_YOUR TASK_. Return the full listing exactly as it is written.

Data excerpts:
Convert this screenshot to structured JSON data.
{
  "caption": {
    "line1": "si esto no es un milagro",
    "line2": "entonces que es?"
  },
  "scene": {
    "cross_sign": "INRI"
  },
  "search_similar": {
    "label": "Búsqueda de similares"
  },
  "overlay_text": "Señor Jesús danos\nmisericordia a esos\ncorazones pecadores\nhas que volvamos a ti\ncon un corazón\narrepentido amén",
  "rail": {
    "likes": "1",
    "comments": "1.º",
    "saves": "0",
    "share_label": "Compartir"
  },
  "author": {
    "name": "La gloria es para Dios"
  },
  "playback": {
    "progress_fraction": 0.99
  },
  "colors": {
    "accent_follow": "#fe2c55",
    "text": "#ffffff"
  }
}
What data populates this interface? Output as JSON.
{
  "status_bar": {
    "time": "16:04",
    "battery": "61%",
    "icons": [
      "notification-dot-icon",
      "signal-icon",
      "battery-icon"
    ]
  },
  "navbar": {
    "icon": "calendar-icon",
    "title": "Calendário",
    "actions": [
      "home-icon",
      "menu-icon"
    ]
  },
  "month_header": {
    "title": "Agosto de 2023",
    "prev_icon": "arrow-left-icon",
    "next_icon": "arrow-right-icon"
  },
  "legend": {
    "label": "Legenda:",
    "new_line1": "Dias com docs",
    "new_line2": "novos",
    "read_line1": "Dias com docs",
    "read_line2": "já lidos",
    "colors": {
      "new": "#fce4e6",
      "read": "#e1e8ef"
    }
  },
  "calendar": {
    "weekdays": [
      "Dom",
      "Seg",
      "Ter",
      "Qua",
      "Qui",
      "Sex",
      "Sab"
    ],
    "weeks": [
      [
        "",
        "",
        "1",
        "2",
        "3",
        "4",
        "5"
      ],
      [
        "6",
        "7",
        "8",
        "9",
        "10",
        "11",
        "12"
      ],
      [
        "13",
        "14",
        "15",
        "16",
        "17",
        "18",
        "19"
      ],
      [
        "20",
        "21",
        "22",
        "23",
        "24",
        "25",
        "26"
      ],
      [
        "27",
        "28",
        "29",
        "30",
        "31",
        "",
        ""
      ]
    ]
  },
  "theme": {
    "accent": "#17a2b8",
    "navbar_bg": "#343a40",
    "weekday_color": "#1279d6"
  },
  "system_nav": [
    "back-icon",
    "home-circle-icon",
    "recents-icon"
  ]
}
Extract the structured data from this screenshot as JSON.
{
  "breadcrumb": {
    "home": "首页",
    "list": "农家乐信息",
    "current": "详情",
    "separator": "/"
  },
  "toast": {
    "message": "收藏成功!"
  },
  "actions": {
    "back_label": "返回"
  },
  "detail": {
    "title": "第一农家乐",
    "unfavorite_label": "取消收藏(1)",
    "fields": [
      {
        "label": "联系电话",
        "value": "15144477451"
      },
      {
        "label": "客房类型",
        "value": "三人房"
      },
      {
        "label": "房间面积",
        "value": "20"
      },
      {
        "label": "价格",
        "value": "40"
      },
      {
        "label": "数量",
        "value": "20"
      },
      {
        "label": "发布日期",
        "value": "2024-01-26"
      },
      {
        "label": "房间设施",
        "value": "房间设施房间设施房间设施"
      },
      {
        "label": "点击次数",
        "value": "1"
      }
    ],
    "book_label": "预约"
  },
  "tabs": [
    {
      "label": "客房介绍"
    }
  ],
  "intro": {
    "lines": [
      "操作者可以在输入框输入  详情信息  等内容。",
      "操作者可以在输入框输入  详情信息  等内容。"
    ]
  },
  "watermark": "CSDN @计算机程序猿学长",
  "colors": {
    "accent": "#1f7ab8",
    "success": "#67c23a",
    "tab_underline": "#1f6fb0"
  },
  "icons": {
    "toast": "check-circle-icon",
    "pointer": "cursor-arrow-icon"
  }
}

_OUTPUT OF THE TASK_.
Convert this screenshot to structured JSON data.
{
  "caption": {
    "line1": "si esto no es un milagro",
    "line2": "entonces que es?"
  },
  "scene": {
    "cross_sign": "INRI"
  },
  "search_similar": {
    "label": "Búsqueda de similares"
  },
  "overlay_text": "Señor Jesús danos\nmisericordia a esos\ncorazones pecadores\nhas que volvamos a ti\ncon un corazón\narrepentido amén",
  "rail": {
    "likes": "1",
    "comments": "1.º",
    "saves": "0",
    "share_label": "Compartir"
  },
  "author": {
    "name": "La gloria es para Dios"
  },
  "playback": {
    "progress_fraction": 0.99
  },
  "colors": {
    "accent_follow": "#fe2c55",
    "text": "#ffffff"
  }
}
What data populates this interface? Output as JSON.
{
  "status_bar": {
    "time": "16:04",
    "battery": "61%",
    "icons": [
      "notification-dot-icon",
      "signal-icon",
      "battery-icon"
    ]
  },
  "navbar": {
    "icon": "calendar-icon",
    "title": "Calendário",
    "actions": [
      "home-icon",
      "menu-icon"
    ]
  },
  "month_header": {
    "title": "Agosto de 2023",
    "prev_icon": "arrow-left-icon",
    "next_icon": "arrow-right-icon"
  },
  "legend": {
    "label": "Legenda:",
    "new_line1": "Dias com docs",
    "new_line2": "novos",
    "read_line1": "Dias com docs",
    "read_line2": "já lidos",
    "colors": {
      "new": "#fce4e6",
      "read": "#e1e8ef"
    }
  },
  "calendar": {
    "weekdays": [
      "Dom",
      "Seg",
      "Ter",
      "Qua",
      "Qui",
      "Sex",
      "Sab"
    ],
    "weeks": [
      [
        "",
        "",
        "1",
        "2",
        "3",
        "4",
        "5"
      ],
      [
        "6",
        "7",
        "8",
        "9",
        "10",
        "11",
        "12"
      ],
      [
        "13",
        "14",
        "15",
        "16",
        "17",
        "18",
        "19"
      ],
      [
        "20",
        "21",
        "22",
        "23",
        "24",
        "25",
        "26"
      ],
      [
        "27",
        "28",
        "29",
        "30",
        "31",
        "",
        ""
      ]
    ]
  },
  "theme": {
    "accent": "#17a2b8",
    "navbar_bg": "#343a40",
    "weekday_color": "#1279d6"
  },
  "system_nav": [
    "back-icon",
    "home-circle-icon",
    "recents-icon"
  ]
}
Extract the structured data from this screenshot as JSON.
{
  "breadcrumb": {
    "home": "首页",
    "list": "农家乐信息",
    "current": "详情",
    "separator": "/"
  },
  "toast": {
    "message": "收藏成功!"
  },
  "actions": {
    "back_label": "返回"
  },
  "detail": {
    "title": "第一农家乐",
    "unfavorite_label": "取消收藏(1)",
    "fields": [
      {
        "label": "联系电话",
        "value": "15144477451"
      },
      {
        "label": "客房类型",
        "value": "三人房"
      },
      {
        "label": "房间面积",
        "value": "20"
      },
      {
        "label": "价格",
        "value": "40"
      },
      {
        "label": "数量",
        "value": "20"
      },
      {
        "label": "发布日期",
        "value": "2024-01-26"
      },
      {
        "label": "房间设施",
        "value": "房间设施房间设施房间设施"
      },
      {
        "label": "点击次数",
        "value": "1"
      }
    ],
    "book_label": "预约"
  },
  "tabs": [
    {
      "label": "客房介绍"
    }
  ],
  "intro": {
    "lines": [
      "操作者可以在输入框输入  详情信息  等内容。",
      "操作者可以在输入框输入  详情信息  等内容。"
    ]
  },
  "watermark": "CSDN @计算机程序猿学长",
  "colors": {
    "accent": "#1f7ab8",
    "success": "#67c23a",
    "tab_underline": "#1f6fb0"
  },
  "icons": {
    "toast": "check-circle-icon",
    "pointer": "cursor-arrow-icon"
  }
}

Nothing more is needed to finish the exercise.